BKNG stock jumps after Morgan Stanley upgrade as April split nears
24 February 2026
1 min read

BKNG stock jumps after Morgan Stanley upgrade as April split nears

New York, Feb 24, 2026, 5:27 PM EST — After-hours

  • Booking Holdings jumped 5.1% Tuesday, finishing the session at $4,068.56.
  • Morgan Stanley bumped the stock up to overweight, but trimmed its price target down to $5,500.
  • March’s dividend record date has investors’ attention, with a stock split coming up on April 2.

Shares of Booking Holdings Inc. jumped 5.1% Tuesday, ending at $4,068.56, buoyed after a Wall Street upgrade shifted investor sentiment for the online travel giant. (MarketScreener)

Morgan Stanley bumped Booking up to “overweight” from “equal-weight,” but trimmed its price target to $5,500 from $6,150. Analyst Brian Nowak says Booking should “stay a key driver of travel even as agentic tools evolve”—and “overweight” signals he expects the stock to outperform. (Investing.com)

EXTRACTED RECORDS:
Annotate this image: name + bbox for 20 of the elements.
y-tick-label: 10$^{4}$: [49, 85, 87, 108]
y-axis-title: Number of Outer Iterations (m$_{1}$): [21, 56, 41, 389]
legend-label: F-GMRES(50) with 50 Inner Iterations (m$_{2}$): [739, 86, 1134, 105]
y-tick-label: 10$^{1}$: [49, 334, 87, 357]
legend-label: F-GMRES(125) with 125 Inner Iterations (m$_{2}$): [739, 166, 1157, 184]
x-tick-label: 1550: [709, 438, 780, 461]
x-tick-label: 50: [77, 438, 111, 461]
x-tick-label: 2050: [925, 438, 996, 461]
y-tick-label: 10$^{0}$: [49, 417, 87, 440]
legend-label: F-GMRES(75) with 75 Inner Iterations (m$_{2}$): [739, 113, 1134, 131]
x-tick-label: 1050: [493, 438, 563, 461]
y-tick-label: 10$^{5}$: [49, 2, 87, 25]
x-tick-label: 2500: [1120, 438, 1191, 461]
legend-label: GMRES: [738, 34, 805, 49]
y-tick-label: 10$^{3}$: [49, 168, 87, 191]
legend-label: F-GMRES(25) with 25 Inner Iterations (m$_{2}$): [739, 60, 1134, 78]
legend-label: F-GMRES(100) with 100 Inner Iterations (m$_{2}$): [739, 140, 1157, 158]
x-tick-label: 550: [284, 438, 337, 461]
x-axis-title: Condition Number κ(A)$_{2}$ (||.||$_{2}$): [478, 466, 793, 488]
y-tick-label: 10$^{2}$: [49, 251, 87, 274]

EXERCISE REQUIREMENTS:
1. Duplicate the stretch of the Booking Holdings article from "New York, Feb" through "to outperform. (Investing.com)".
2. According to the Booking Holdings article, why did the company's shares rise on Tuesday? Answer in one to three sentences.
3. Resume the Booking Holdings article from the point at which it ends.

ANSWERS TO EACH TASK:
1.
New York, Feb 24, 2026, 5:27 PM EST — After-hours

  • Booking Holdings jumped 5.1% Tuesday, finishing the session at $4,068.56.
  • Morgan Stanley bumped the stock up to overweight, but trimmed its price target down to $5,500.
  • March’s dividend record date has investors’ attention, with a stock split coming up on April 2.

Shares of Booking Holdings Inc. jumped 5.1% Tuesday, ending at $4,068.56, buoyed after a Wall Street upgrade shifted investor sentiment for the online travel giant. (MarketScreener)

Morgan Stanley bumped Booking up to “overweight” from “equal-weight,” but trimmed its price target to $5,500 from $6,150. Analyst Brian Nowak says Booking should “stay a key driver of travel even as agentic tools evolve”—and “overweight” signals he expects the stock to outperform. (Investing.com)

2. The shares rose 5.1% because Morgan Stanley upgraded the stock, and that Wall Street upgrade shifted investor sentiment toward the company.

3.
This call drops right into the thick of a noisy fight over AI and the power over online travel demand. “We’re in for a period of time where the market will be going through some uncertainty,” said Matthew Keator, managing partner at the Keator Group, as investors work through a steady stream of changing AI news. (Reuters)

Booking shares slid 5.05% Monday, ending at $3,870.83. Expedia Group lost 7.36%, and Trip.com Group shed 3.01%—all retreating in a tough day for travel stocks. (MarketWatch)

Last week, Booking put the spotlight on shareholder payouts and an imminent stock split. The board signed off on a 25-for-1 split for its common shares, set to take effect April 2. It also announced a $10.50 per share dividend, with a March 31 payout for holders on record as of March 6. (Q4 Capital)

Booking shares edged up roughly 2% in after-hours trading following a fourth-quarter earnings beat, driven by steady international travel demand. The company also shared its growth outlook into early 2026. (Reuters)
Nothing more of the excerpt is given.